* Entries provided *
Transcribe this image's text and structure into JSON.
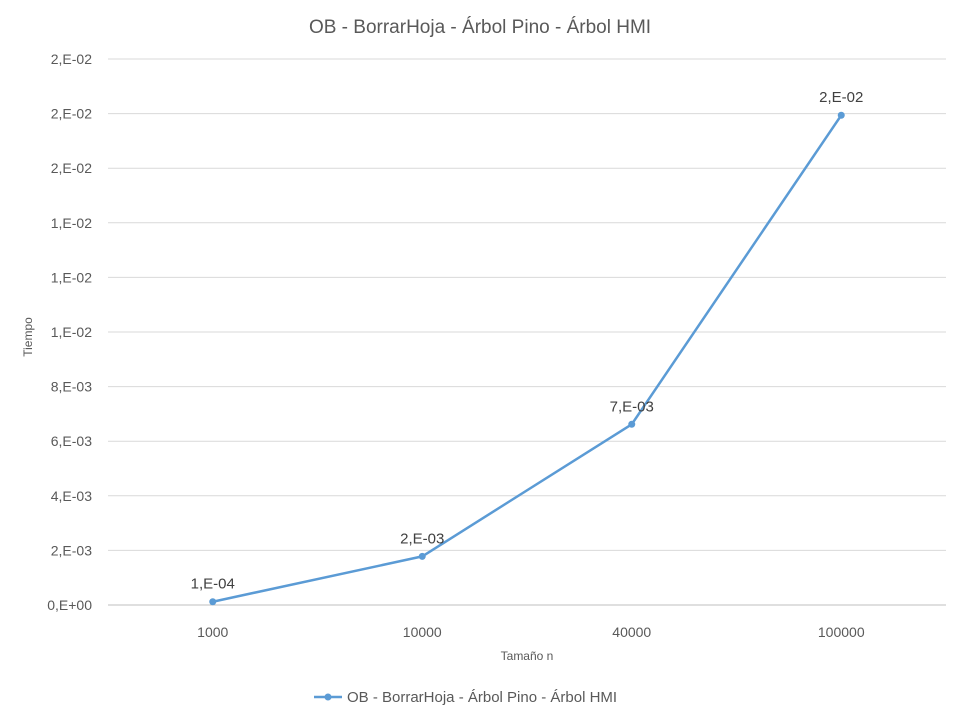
{
  "chart_data": {
    "type": "line",
    "title": "OB - BorrarHoja - Árbol Pino - Árbol HMI",
    "xlabel": "Tamaño n",
    "ylabel": "Tiempo",
    "categories": [
      "1000",
      "10000",
      "40000",
      "100000"
    ],
    "series": [
      {
        "name": "OB - BorrarHoja - Árbol Pino - Árbol HMI",
        "values": [
          0.00012,
          0.00178,
          0.00662,
          0.01794
        ],
        "labels": [
          "1,E-04",
          "2,E-03",
          "7,E-03",
          "2,E-02"
        ],
        "color": "#5b9bd5"
      }
    ],
    "ylim": [
      0,
      0.02
    ],
    "yticks": [
      0,
      0.002,
      0.004,
      0.006,
      0.008,
      0.01,
      0.012,
      0.014,
      0.016,
      0.018,
      0.02
    ],
    "ytick_labels": [
      "0,E+00",
      "2,E-03",
      "4,E-03",
      "6,E-03",
      "8,E-03",
      "1,E-02",
      "1,E-02",
      "1,E-02",
      "2,E-02",
      "2,E-02",
      "2,E-02"
    ],
    "grid": true,
    "legend_position": "bottom"
  }
}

* Short exercise *
Using the data above, write out every line exactly, leaving the images behind.

* Reply to the exercise *
Transcribe this image's text and structure into JSON.
{
  "chart_data": {
    "type": "line",
    "title": "OB - BorrarHoja - Árbol Pino - Árbol HMI",
    "xlabel": "Tamaño n",
    "ylabel": "Tiempo",
    "categories": [
      "1000",
      "10000",
      "40000",
      "100000"
    ],
    "series": [
      {
        "name": "OB - BorrarHoja - Árbol Pino - Árbol HMI",
        "values": [
          0.00012,
          0.00178,
          0.00662,
          0.01794
        ],
        "labels": [
          "1,E-04",
          "2,E-03",
          "7,E-03",
          "2,E-02"
        ],
        "color": "#5b9bd5"
      }
    ],
    "ylim": [
      0,
      0.02
    ],
    "yticks": [
      0,
      0.002,
      0.004,
      0.006,
      0.008,
      0.01,
      0.012,
      0.014,
      0.016,
      0.018,
      0.02
    ],
    "ytick_labels": [
      "0,E+00",
      "2,E-03",
      "4,E-03",
      "6,E-03",
      "8,E-03",
      "1,E-02",
      "1,E-02",
      "1,E-02",
      "2,E-02",
      "2,E-02",
      "2,E-02"
    ],
    "grid": true,
    "legend_position": "bottom"
  }
}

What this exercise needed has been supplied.